--- Begin Exercise data ---
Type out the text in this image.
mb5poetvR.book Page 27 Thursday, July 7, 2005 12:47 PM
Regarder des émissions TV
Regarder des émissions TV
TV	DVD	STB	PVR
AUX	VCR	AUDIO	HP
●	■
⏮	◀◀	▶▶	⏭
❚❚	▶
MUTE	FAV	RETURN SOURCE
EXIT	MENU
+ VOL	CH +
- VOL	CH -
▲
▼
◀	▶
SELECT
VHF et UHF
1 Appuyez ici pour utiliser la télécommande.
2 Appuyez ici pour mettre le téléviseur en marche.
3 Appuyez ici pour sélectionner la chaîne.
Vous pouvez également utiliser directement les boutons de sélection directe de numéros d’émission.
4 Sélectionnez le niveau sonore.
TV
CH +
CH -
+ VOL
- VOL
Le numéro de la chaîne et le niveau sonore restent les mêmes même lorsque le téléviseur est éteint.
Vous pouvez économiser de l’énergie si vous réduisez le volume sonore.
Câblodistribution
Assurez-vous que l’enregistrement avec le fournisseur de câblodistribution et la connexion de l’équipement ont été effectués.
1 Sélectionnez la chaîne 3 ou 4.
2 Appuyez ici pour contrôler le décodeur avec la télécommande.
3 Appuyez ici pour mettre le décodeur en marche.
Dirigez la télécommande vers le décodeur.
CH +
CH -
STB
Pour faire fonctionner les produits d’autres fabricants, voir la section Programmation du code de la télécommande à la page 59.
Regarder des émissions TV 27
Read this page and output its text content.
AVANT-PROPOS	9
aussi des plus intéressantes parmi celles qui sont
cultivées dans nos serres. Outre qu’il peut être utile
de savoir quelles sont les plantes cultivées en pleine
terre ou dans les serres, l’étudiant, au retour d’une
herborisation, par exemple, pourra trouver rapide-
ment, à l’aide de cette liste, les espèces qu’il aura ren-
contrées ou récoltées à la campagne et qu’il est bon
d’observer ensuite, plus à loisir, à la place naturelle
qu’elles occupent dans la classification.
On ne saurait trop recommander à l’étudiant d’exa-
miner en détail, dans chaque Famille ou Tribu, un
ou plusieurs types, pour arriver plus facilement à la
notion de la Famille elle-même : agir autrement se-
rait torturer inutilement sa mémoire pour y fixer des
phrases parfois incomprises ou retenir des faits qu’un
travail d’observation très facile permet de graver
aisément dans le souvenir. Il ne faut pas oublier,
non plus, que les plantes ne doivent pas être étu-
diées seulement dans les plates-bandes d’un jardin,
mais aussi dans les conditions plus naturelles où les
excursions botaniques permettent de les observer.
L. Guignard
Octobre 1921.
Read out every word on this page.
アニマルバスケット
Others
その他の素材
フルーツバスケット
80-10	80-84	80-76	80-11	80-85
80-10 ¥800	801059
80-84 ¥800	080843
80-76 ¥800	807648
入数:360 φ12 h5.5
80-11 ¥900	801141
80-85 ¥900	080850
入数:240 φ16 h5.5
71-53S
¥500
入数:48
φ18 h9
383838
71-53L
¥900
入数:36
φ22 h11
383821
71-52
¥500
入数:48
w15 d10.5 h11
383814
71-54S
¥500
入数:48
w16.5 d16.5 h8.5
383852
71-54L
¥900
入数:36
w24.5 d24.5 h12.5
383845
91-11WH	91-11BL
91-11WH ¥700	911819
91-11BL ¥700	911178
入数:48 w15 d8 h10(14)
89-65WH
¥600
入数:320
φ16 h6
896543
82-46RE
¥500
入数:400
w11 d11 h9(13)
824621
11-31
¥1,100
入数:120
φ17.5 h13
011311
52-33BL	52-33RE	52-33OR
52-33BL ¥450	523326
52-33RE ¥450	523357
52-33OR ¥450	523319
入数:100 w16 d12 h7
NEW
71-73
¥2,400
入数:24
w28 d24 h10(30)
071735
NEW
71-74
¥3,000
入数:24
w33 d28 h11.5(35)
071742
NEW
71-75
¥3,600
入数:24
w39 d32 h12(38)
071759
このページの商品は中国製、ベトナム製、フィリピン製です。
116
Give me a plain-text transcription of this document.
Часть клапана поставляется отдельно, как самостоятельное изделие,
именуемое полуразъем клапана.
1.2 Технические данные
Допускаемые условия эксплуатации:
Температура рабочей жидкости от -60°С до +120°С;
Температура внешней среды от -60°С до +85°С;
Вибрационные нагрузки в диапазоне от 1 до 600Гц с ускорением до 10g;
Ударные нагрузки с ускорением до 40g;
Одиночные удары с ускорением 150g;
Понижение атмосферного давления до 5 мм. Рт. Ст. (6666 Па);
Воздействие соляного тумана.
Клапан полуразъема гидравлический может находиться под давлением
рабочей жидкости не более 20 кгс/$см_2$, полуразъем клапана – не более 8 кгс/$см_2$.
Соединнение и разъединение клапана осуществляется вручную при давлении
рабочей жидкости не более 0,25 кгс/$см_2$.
--- End Exercise data ---
* The problem *
Find every line of the data that holds the string "рабочей", then say how many there are and nothing else.

* Solution to this exercise *
3